— start of MATERIAL SHOWN —

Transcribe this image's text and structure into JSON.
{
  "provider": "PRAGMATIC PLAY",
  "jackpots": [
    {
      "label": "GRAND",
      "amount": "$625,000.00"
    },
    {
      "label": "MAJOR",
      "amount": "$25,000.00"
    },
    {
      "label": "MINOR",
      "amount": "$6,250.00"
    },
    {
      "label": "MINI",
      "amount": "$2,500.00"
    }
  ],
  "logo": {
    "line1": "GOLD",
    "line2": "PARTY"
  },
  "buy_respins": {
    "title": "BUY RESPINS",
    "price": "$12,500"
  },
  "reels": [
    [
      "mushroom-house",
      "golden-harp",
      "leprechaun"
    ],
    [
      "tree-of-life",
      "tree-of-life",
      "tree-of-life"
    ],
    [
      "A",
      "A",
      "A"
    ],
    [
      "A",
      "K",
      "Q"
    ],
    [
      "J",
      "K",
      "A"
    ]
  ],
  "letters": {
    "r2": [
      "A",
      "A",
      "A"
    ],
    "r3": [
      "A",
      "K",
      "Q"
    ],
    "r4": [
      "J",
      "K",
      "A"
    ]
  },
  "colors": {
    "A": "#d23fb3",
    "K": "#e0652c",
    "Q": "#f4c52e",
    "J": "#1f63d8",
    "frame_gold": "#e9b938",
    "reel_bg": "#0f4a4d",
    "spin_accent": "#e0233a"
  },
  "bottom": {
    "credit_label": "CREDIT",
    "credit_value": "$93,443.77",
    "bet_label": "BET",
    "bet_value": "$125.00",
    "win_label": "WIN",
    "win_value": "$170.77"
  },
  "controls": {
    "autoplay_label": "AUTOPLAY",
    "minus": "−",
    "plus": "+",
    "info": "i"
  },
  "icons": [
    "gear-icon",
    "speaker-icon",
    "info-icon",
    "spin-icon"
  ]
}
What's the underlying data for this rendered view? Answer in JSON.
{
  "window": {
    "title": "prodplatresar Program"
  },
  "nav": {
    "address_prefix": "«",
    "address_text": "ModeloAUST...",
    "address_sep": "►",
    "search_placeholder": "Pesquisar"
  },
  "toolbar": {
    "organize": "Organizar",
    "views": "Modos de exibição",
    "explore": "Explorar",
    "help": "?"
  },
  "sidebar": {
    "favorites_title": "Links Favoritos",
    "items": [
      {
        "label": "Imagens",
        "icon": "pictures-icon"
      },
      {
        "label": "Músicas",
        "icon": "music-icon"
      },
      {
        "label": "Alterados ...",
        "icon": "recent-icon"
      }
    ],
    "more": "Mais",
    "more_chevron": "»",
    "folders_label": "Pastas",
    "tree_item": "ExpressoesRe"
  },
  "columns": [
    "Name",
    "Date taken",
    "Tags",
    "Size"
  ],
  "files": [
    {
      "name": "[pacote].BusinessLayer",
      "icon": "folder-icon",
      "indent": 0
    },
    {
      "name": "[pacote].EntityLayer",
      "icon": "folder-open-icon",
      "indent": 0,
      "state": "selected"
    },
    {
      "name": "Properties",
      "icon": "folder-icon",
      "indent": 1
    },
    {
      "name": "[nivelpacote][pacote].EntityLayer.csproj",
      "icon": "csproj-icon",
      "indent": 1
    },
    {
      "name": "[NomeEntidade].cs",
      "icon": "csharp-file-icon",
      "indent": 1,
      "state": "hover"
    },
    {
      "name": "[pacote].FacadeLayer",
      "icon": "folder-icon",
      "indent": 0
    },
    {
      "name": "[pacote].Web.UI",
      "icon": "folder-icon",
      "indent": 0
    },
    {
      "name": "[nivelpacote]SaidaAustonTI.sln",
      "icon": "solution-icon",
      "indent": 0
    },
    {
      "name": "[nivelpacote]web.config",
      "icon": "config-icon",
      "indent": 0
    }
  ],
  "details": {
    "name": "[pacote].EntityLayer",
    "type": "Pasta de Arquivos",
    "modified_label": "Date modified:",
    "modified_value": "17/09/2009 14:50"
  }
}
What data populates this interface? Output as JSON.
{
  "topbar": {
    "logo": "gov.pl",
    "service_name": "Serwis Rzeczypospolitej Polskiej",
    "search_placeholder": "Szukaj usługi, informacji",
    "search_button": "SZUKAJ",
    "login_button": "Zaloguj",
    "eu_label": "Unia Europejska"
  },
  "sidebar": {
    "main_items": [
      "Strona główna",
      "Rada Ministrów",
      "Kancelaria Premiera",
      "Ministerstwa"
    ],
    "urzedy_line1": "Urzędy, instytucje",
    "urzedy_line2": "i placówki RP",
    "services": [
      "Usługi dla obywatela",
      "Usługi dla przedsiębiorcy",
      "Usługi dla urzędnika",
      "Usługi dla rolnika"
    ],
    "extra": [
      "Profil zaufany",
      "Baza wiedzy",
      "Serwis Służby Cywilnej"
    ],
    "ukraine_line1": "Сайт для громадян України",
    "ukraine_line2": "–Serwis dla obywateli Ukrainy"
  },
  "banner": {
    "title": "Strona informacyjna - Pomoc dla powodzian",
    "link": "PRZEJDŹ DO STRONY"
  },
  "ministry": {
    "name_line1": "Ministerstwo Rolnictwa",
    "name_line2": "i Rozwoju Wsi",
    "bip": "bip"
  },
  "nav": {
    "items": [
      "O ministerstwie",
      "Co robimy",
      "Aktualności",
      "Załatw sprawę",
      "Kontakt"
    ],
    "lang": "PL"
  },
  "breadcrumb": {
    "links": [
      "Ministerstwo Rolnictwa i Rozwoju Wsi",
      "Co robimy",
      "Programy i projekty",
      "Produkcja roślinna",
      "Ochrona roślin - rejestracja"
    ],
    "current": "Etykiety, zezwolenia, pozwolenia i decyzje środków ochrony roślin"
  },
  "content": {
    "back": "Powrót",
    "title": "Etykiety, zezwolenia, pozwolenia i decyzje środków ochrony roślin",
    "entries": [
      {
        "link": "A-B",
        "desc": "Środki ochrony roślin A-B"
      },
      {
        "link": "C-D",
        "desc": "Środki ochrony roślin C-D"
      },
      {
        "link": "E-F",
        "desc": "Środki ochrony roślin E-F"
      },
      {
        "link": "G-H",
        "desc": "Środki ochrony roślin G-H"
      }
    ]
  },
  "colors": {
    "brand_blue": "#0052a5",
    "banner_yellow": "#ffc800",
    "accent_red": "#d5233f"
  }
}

— end of MATERIAL SHOWN —

Write out the full listing, keeping every line exactly as it is.

Transcribe this image's text and structure into JSON.
{
  "provider": "PRAGMATIC PLAY",
  "jackpots": [
    {
      "label": "GRAND",
      "amount": "$625,000.00"
    },
    {
      "label": "MAJOR",
      "amount": "$25,000.00"
    },
    {
      "label": "MINOR",
      "amount": "$6,250.00"
    },
    {
      "label": "MINI",
      "amount": "$2,500.00"
    }
  ],
  "logo": {
    "line1": "GOLD",
    "line2": "PARTY"
  },
  "buy_respins": {
    "title": "BUY RESPINS",
    "price": "$12,500"
  },
  "reels": [
    [
      "mushroom-house",
      "golden-harp",
      "leprechaun"
    ],
    [
      "tree-of-life",
      "tree-of-life",
      "tree-of-life"
    ],
    [
      "A",
      "A",
      "A"
    ],
    [
      "A",
      "K",
      "Q"
    ],
    [
      "J",
      "K",
      "A"
    ]
  ],
  "letters": {
    "r2": [
      "A",
      "A",
      "A"
    ],
    "r3": [
      "A",
      "K",
      "Q"
    ],
    "r4": [
      "J",
      "K",
      "A"
    ]
  },
  "colors": {
    "A": "#d23fb3",
    "K": "#e0652c",
    "Q": "#f4c52e",
    "J": "#1f63d8",
    "frame_gold": "#e9b938",
    "reel_bg": "#0f4a4d",
    "spin_accent": "#e0233a"
  },
  "bottom": {
    "credit_label": "CREDIT",
    "credit_value": "$93,443.77",
    "bet_label": "BET",
    "bet_value": "$125.00",
    "win_label": "WIN",
    "win_value": "$170.77"
  },
  "controls": {
    "autoplay_label": "AUTOPLAY",
    "minus": "−",
    "plus": "+",
    "info": "i"
  },
  "icons": [
    "gear-icon",
    "speaker-icon",
    "info-icon",
    "spin-icon"
  ]
}
What's the underlying data for this rendered view? Answer in JSON.
{
  "window": {
    "title": "prodplatresar Program"
  },
  "nav": {
    "address_prefix": "«",
    "address_text": "ModeloAUST...",
    "address_sep": "►",
    "search_placeholder": "Pesquisar"
  },
  "toolbar": {
    "organize": "Organizar",
    "views": "Modos de exibição",
    "explore": "Explorar",
    "help": "?"
  },
  "sidebar": {
    "favorites_title": "Links Favoritos",
    "items": [
      {
        "label": "Imagens",
        "icon": "pictures-icon"
      },
      {
        "label": "Músicas",
        "icon": "music-icon"
      },
      {
        "label": "Alterados ...",
        "icon": "recent-icon"
      }
    ],
    "more": "Mais",
    "more_chevron": "»",
    "folders_label": "Pastas",
    "tree_item": "ExpressoesRe"
  },
  "columns": [
    "Name",
    "Date taken",
    "Tags",
    "Size"
  ],
  "files": [
    {
      "name": "[pacote].BusinessLayer",
      "icon": "folder-icon",
      "indent": 0
    },
    {
      "name": "[pacote].EntityLayer",
      "icon": "folder-open-icon",
      "indent": 0,
      "state": "selected"
    },
    {
      "name": "Properties",
      "icon": "folder-icon",
      "indent": 1
    },
    {
      "name": "[nivelpacote][pacote].EntityLayer.csproj",
      "icon": "csproj-icon",
      "indent": 1
    },
    {
      "name": "[NomeEntidade].cs",
      "icon": "csharp-file-icon",
      "indent": 1,
      "state": "hover"
    },
    {
      "name": "[pacote].FacadeLayer",
      "icon": "folder-icon",
      "indent": 0
    },
    {
      "name": "[pacote].Web.UI",
      "icon": "folder-icon",
      "indent": 0
    },
    {
      "name": "[nivelpacote]SaidaAustonTI.sln",
      "icon": "solution-icon",
      "indent": 0
    },
    {
      "name": "[nivelpacote]web.config",
      "icon": "config-icon",
      "indent": 0
    }
  ],
  "details": {
    "name": "[pacote].EntityLayer",
    "type": "Pasta de Arquivos",
    "modified_label": "Date modified:",
    "modified_value": "17/09/2009 14:50"
  }
}
What data populates this interface? Output as JSON.
{
  "topbar": {
    "logo": "gov.pl",
    "service_name": "Serwis Rzeczypospolitej Polskiej",
    "search_placeholder": "Szukaj usługi, informacji",
    "search_button": "SZUKAJ",
    "login_button": "Zaloguj",
    "eu_label": "Unia Europejska"
  },
  "sidebar": {
    "main_items": [
      "Strona główna",
      "Rada Ministrów",
      "Kancelaria Premiera",
      "Ministerstwa"
    ],
    "urzedy_line1": "Urzędy, instytucje",
    "urzedy_line2": "i placówki RP",
    "services": [
      "Usługi dla obywatela",
      "Usługi dla przedsiębiorcy",
      "Usługi dla urzędnika",
      "Usługi dla rolnika"
    ],
    "extra": [
      "Profil zaufany",
      "Baza wiedzy",
      "Serwis Służby Cywilnej"
    ],
    "ukraine_line1": "Сайт для громадян України",
    "ukraine_line2": "–Serwis dla obywateli Ukrainy"
  },
  "banner": {
    "title": "Strona informacyjna - Pomoc dla powodzian",
    "link": "PRZEJDŹ DO STRONY"
  },
  "ministry": {
    "name_line1": "Ministerstwo Rolnictwa",
    "name_line2": "i Rozwoju Wsi",
    "bip": "bip"
  },
  "nav": {
    "items": [
      "O ministerstwie",
      "Co robimy",
      "Aktualności",
      "Załatw sprawę",
      "Kontakt"
    ],
    "lang": "PL"
  },
  "breadcrumb": {
    "links": [
      "Ministerstwo Rolnictwa i Rozwoju Wsi",
      "Co robimy",
      "Programy i projekty",
      "Produkcja roślinna",
      "Ochrona roślin - rejestracja"
    ],
    "current": "Etykiety, zezwolenia, pozwolenia i decyzje środków ochrony roślin"
  },
  "content": {
    "back": "Powrót",
    "title": "Etykiety, zezwolenia, pozwolenia i decyzje środków ochrony roślin",
    "entries": [
      {
        "link": "A-B",
        "desc": "Środki ochrony roślin A-B"
      },
      {
        "link": "C-D",
        "desc": "Środki ochrony roślin C-D"
      },
      {
        "link": "E-F",
        "desc": "Środki ochrony roślin E-F"
      },
      {
        "link": "G-H",
        "desc": "Środki ochrony roślin G-H"
      }
    ]
  },
  "colors": {
    "brand_blue": "#0052a5",
    "banner_yellow": "#ffc800",
    "accent_red": "#d5233f"
  }
}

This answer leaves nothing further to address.